• Supplied records:
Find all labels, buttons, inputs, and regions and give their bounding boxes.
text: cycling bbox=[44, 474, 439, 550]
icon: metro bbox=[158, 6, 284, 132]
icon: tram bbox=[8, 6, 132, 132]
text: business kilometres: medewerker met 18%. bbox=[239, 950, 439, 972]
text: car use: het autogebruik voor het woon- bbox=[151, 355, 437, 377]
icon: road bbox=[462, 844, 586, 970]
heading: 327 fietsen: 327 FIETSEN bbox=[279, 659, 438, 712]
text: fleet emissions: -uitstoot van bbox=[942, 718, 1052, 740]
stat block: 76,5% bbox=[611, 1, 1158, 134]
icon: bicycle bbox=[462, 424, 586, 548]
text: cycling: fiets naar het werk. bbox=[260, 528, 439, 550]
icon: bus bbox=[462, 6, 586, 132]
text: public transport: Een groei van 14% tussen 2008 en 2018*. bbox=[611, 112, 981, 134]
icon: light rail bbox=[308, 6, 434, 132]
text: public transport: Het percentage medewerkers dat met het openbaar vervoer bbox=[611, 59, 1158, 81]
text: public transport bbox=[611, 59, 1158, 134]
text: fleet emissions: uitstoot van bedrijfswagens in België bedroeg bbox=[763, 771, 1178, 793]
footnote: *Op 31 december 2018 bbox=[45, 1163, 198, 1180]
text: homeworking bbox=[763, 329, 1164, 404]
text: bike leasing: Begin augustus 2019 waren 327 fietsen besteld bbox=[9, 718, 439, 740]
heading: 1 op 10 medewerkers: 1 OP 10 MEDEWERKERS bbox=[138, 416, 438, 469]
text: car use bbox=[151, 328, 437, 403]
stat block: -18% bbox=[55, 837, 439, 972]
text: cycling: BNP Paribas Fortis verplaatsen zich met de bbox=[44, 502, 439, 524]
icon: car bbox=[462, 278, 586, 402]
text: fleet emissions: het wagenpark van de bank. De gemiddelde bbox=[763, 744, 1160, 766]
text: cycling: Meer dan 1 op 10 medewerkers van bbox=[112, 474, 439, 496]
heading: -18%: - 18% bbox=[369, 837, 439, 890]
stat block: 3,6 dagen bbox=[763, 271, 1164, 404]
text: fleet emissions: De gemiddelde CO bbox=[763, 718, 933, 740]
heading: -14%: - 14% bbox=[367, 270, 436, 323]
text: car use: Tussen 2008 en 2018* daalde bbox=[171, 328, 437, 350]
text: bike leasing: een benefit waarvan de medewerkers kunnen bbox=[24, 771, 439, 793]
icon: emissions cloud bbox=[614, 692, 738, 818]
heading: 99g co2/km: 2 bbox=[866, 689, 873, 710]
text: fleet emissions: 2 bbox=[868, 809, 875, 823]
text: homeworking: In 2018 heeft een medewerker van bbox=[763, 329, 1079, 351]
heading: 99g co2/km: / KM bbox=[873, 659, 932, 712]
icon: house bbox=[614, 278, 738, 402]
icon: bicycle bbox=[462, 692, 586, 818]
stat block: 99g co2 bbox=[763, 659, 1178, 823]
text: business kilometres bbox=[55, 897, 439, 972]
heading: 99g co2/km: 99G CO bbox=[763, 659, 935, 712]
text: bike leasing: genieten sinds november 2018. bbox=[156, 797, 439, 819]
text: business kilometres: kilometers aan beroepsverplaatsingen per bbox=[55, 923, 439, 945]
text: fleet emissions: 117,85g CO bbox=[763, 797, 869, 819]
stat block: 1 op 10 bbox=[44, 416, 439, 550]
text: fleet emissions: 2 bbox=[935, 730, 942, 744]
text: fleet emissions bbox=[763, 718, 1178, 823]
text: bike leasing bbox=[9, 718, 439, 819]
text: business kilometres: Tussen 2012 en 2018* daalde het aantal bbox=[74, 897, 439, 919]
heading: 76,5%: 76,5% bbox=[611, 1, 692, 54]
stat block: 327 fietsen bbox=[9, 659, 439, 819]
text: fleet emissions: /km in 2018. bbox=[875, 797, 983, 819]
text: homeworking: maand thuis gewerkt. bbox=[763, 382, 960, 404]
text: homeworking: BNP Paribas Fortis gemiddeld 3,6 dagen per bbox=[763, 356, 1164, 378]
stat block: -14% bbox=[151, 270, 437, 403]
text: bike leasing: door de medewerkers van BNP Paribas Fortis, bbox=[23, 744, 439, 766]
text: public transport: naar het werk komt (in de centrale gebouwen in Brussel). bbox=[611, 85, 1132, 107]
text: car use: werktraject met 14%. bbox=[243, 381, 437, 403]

• What you will do: Write out the data above again, swapping every "fleet emissions" for "company car emissions" and leaving everything else as it is.

• Complete answer:
Find all labels, buttons, inputs, and regions and give their bounding boxes.
text: cycling bbox=[44, 474, 439, 550]
icon: metro bbox=[158, 6, 284, 132]
icon: tram bbox=[8, 6, 132, 132]
text: business kilometres: medewerker met 18%. bbox=[239, 950, 439, 972]
text: car use: het autogebruik voor het woon- bbox=[151, 355, 437, 377]
icon: road bbox=[462, 844, 586, 970]
heading: 327 fietsen: 327 FIETSEN bbox=[279, 659, 438, 712]
text: company car emissions: -uitstoot van bbox=[942, 718, 1052, 740]
stat block: 76,5% bbox=[611, 1, 1158, 134]
icon: bicycle bbox=[462, 424, 586, 548]
text: cycling: fiets naar het werk. bbox=[260, 528, 439, 550]
icon: bus bbox=[462, 6, 586, 132]
text: public transport: Een groei van 14% tussen 2008 en 2018*. bbox=[611, 112, 981, 134]
icon: light rail bbox=[308, 6, 434, 132]
text: public transport: Het percentage medewerkers dat met het openbaar vervoer bbox=[611, 59, 1158, 81]
text: public transport bbox=[611, 59, 1158, 134]
text: company car emissions: uitstoot van bedrijfswagens in België bedroeg bbox=[763, 771, 1178, 793]
footnote: *Op 31 december 2018 bbox=[45, 1163, 198, 1180]
text: homeworking bbox=[763, 329, 1164, 404]
text: bike leasing: Begin augustus 2019 waren 327 fietsen besteld bbox=[9, 718, 439, 740]
heading: 1 op 10 medewerkers: 1 OP 10 MEDEWERKERS bbox=[138, 416, 438, 469]
text: car use bbox=[151, 328, 437, 403]
stat block: -18% bbox=[55, 837, 439, 972]
text: cycling: BNP Paribas Fortis verplaatsen zich met de bbox=[44, 502, 439, 524]
icon: car bbox=[462, 278, 586, 402]
text: company car emissions: het wagenpark van de bank. De gemiddelde bbox=[763, 744, 1160, 766]
text: cycling: Meer dan 1 op 10 medewerkers van bbox=[112, 474, 439, 496]
heading: -18%: - 18% bbox=[369, 837, 439, 890]
stat block: 3,6 dagen bbox=[763, 271, 1164, 404]
text: company car emissions: De gemiddelde CO bbox=[763, 718, 933, 740]
heading: -14%: - 14% bbox=[367, 270, 436, 323]
text: car use: Tussen 2008 en 2018* daalde bbox=[171, 328, 437, 350]
text: bike leasing: een benefit waarvan de medewerkers kunnen bbox=[24, 771, 439, 793]
icon: emissions cloud bbox=[614, 692, 738, 818]
heading: 99g co2/km: 2 bbox=[866, 689, 873, 710]
text: company car emissions: 2 bbox=[868, 809, 875, 823]
text: homeworking: In 2018 heeft een medewerker van bbox=[763, 329, 1079, 351]
heading: 99g co2/km: / KM bbox=[873, 659, 932, 712]
icon: house bbox=[614, 278, 738, 402]
icon: bicycle bbox=[462, 692, 586, 818]
stat block: 99g co2 bbox=[763, 659, 1178, 823]
text: business kilometres bbox=[55, 897, 439, 972]
heading: 99g co2/km: 99G CO bbox=[763, 659, 935, 712]
text: bike leasing: genieten sinds november 2018. bbox=[156, 797, 439, 819]
text: business kilometres: kilometers aan beroepsverplaatsingen per bbox=[55, 923, 439, 945]
text: company car emissions: 117,85g CO bbox=[763, 797, 869, 819]
stat block: 1 op 10 bbox=[44, 416, 439, 550]
text: company car emissions: 2 bbox=[935, 730, 942, 744]
text: company car emissions bbox=[763, 718, 1178, 823]
text: bike leasing bbox=[9, 718, 439, 819]
text: business kilometres: Tussen 2012 en 2018* daalde het aantal bbox=[74, 897, 439, 919]
heading: 76,5%: 76,5% bbox=[611, 1, 692, 54]
stat block: 327 fietsen bbox=[9, 659, 439, 819]
text: company car emissions: /km in 2018. bbox=[875, 797, 983, 819]
text: homeworking: maand thuis gewerkt. bbox=[763, 382, 960, 404]
text: homeworking: BNP Paribas Fortis gemiddeld 3,6 dagen per bbox=[763, 356, 1164, 378]
stat block: -14% bbox=[151, 270, 437, 403]
text: bike leasing: door de medewerkers van BNP Paribas Fortis, bbox=[23, 744, 439, 766]
text: public transport: naar het werk komt (in de centrale gebouwen in Brussel). bbox=[611, 85, 1132, 107]
text: car use: werktraject met 14%. bbox=[243, 381, 437, 403]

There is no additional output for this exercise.